==== Extrait fourni

C'est récurrent dans mes romans de partir d'un sujet qui excède la "littérature". Dans "La maladroite", c'était le sujet de la maltraitance, dans "L'administrateur provisoire", c'était la Shoah, et la spoliation des juifs. Face à ce type de sujet, l'objet livre ne fait pas le poids. Du coup, je suis obligé d'être dans un rapport éthique à l'écriture, de me demander tout le temps si le ton est juste. Je cherche à faire entrer le lecteur dans cet enjeu ; c'est aussi ça mon rapport à l'écriture. 

Mais le traitement a changé. Depuis "La maladroite", au style presque journalistique, aujourd'hui, tu nous livres un roman totalement différent, non ?

C'est vrai. Si on regarde mes quatre romans, en fait, j'ai changé de point de vue. Dans "Un funambule", le lecteur se retrouve dans la peau de celui qui est fracassé, on devine qu'il va tomber. Dans "Petit frère", on voit ce qui va se passer du point de vue du grand frère, l'angle d'attaque est différent. Mon objectif reste toujours le caractère direct des émotions, je ne cherche pas la splendeur de la phrase mais sa densité. Dans ce livre, on voit le frère qui a une vitalité débordante, qui ne trouve pas sa place mais qui est vivant. Et puis, il y a celui qui cherche à l'aider, mais qui veut sans cesse couper l'élan, qui veut le ramener dans la norme, le raisonnable, le rationnel. Le roman pousse les personnes rationnelles dans leurs propres retranchements. 

Tu nous parles de l'environnement familial ?

Le père, ce patriarche, inaccessible, représente sans doute une certaine forme de famille, bourgeoise, là où tout est convenu. Mais c'est aussi une famille atypique, enfin je l'espère, engluée dans une non-communication. 

Il y a la mère qui souffre. C'est peut-être le personnage le plus violent.

J'ai voulu dresser un portrait clinique de cette famille en s'arrêtant au seuil de l'analyse des responsabilités. Ce frère subit l'environnement et d'un autre côté, il est difficile de désigner un responsable. En aucun cas, il ne s'agit là d'un livre d'accusation.

J'ai voulu écrire sur l'impossibilité de s'aimer dans une famille, l'incapacité à se dire que l'on s'aime. Ce qui m'intéresse dans les relations familiales, c'est d'explorer comment tout ça se construit en réseau, comment la position de chacun se construit par rapport à celles des autres. Le grand frère est contraint par tout ce qu'il a autour de lui, il ne voit pas quelle issue il pourrait trouver. Parallèlement, il y a le désir de bien faire, d'être un allié pour l'autre, mais il s'apercevra qu'il n' en était pas vraiment un.

========
==== Données fournies

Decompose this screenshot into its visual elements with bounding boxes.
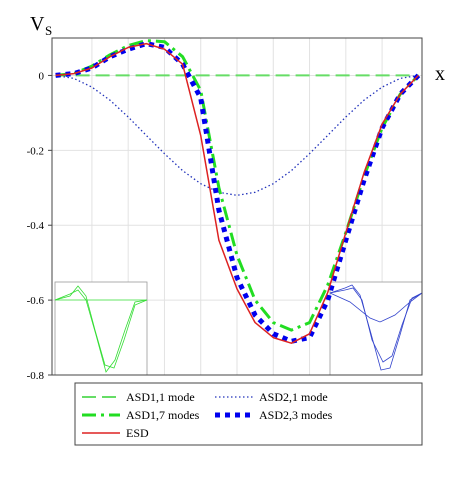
- y-tick-label: -0.4: [27, 220, 45, 232]
- series-line: [55, 42, 419, 344]
- legend-label: ASD1,7 modes: [126, 408, 200, 422]
- y-axis-label: V: [30, 13, 45, 35]
- legend-label: ASD2,1 mode: [259, 390, 328, 404]
- inset-curve: [54, 289, 148, 373]
- legend-label: ASD2,3 modes: [259, 408, 333, 422]
- inset-curve: [329, 287, 423, 363]
- y-tick-label: -0.6: [27, 295, 45, 307]
- inset-curve: [329, 292, 423, 323]
- y-axis-label-subscript: S: [45, 23, 52, 38]
- y-tick-label: -0.8: [27, 370, 45, 382]
- x-axis-label: x: [435, 63, 445, 85]
- inset-curve: [54, 285, 148, 369]
- lines: [55, 39, 421, 344]
- series-line: [55, 74, 419, 196]
- plot-frame: [51, 37, 423, 376]
- insets: [54, 281, 423, 376]
- inset-left: [54, 281, 148, 376]
- y-tick-label: -0.2: [27, 145, 44, 157]
- y-tick-label: 0: [39, 70, 45, 82]
- legend-label: ESD: [126, 426, 149, 440]
- inset-right: [329, 281, 423, 376]
- series-line: [55, 41, 421, 344]
- legend: ASD1,1 mode ASD2,1 mode ASD1,7 modes ASD2,3…: [82, 390, 333, 440]
- legend-label: ASD1,1 mode: [126, 390, 195, 404]
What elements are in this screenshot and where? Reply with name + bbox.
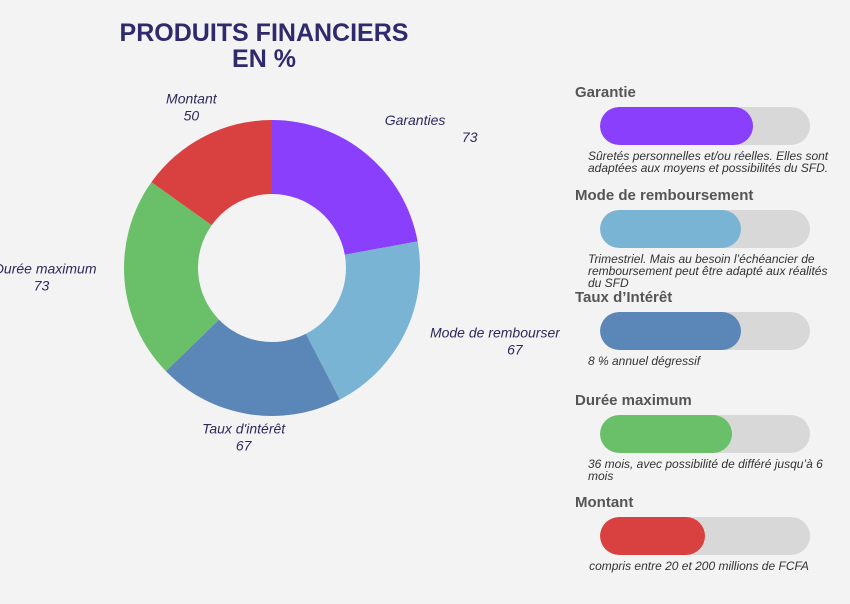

========

_Énoncé 1_:
Résumez l'extrait en deux phrases.
_Énoncé 2_:
Répondez brièvement aux questions suivantes d'après l'extrait.
(a) Quel sujet était le point de départ de « La maladroite » ?
(b) Dans « Un funambule », dans la peau de qui le lecteur se retrouve-t-il ?
(c) Par quels deux termes le père est-il décrit ?

_Résultat final 1_:
L'écrivain explique que ses romans partent de sujets qui excèdent la littérature, ce qui l'oblige à un rapport éthique à l'écriture, et que, d'un livre à l'autre, il a changé de point de vue tout en recherchant le caractère direct des émotions et la densité de la phrase. Au sujet du roman évoqué, il dit avoir voulu dresser un portrait clinique d'une famille engluée dans une non-communication, sans en faire un livre d'accusation, et écrire sur l'incapacité à se dire que l'on s'aime.

_Résultat final 2_:
(a) La maltraitance.
(b) Dans la peau de celui qui est fracassé.
(c) Patriarche et inaccessible.